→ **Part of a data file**
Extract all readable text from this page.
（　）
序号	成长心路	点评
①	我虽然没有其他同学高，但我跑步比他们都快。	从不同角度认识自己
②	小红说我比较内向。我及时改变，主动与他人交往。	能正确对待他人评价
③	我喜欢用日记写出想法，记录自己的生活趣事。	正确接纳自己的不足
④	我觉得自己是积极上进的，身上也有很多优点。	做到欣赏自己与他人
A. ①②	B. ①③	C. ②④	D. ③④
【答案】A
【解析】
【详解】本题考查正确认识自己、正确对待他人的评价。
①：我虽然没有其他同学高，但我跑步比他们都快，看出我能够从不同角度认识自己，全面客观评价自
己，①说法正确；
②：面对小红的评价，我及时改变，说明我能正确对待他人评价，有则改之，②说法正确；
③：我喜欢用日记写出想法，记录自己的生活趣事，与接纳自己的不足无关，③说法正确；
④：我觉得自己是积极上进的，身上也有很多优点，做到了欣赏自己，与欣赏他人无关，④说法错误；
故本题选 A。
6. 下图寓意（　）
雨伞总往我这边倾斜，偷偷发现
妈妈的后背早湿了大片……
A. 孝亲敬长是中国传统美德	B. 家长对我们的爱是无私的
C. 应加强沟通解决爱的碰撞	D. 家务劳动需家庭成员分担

==

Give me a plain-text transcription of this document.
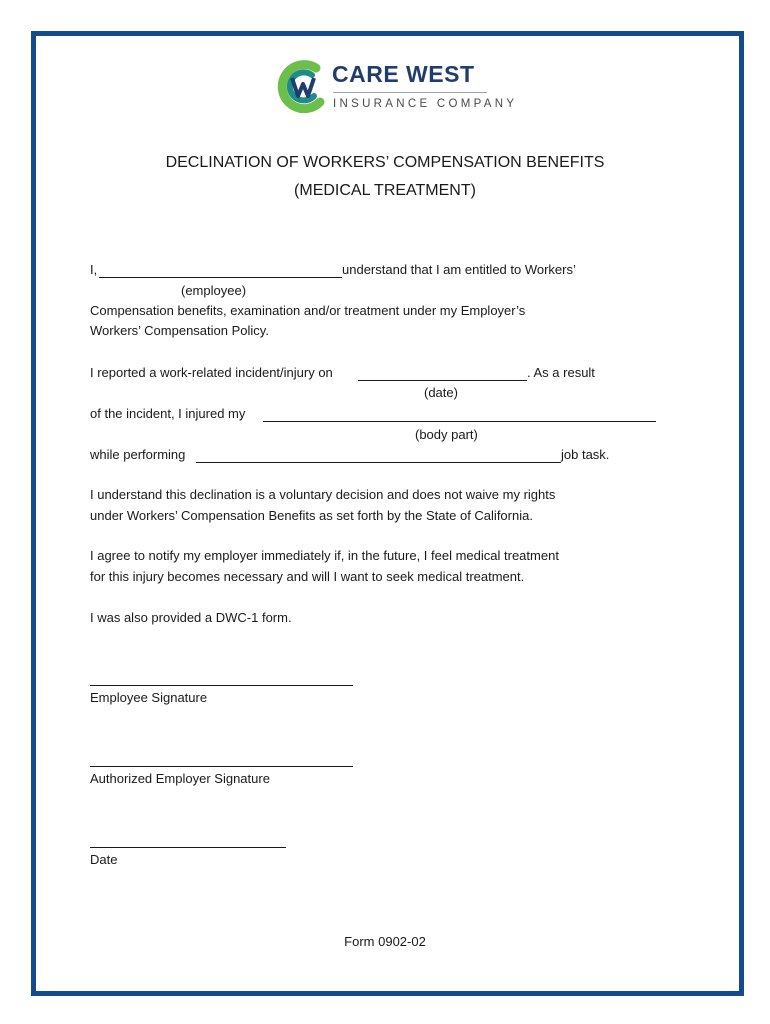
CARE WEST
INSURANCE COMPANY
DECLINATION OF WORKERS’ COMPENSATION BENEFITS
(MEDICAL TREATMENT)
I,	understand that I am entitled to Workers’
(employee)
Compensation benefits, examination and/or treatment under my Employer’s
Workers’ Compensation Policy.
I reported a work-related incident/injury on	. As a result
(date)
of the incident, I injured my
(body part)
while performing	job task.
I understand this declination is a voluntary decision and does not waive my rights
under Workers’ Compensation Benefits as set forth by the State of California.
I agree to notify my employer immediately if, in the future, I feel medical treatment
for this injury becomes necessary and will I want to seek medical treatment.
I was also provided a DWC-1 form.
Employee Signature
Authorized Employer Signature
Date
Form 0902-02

→ **What you have to do**
From the entries above, extract each line containing "我觉得自己是积极上进的".

→ **Solution to the problem**
④	我觉得自己是积极上进的，身上也有很多优点。	做到欣赏自己与他人
④：我觉得自己是积极上进的，身上也有很多优点，做到了欣赏自己，与欣赏他人无关，④说法错误；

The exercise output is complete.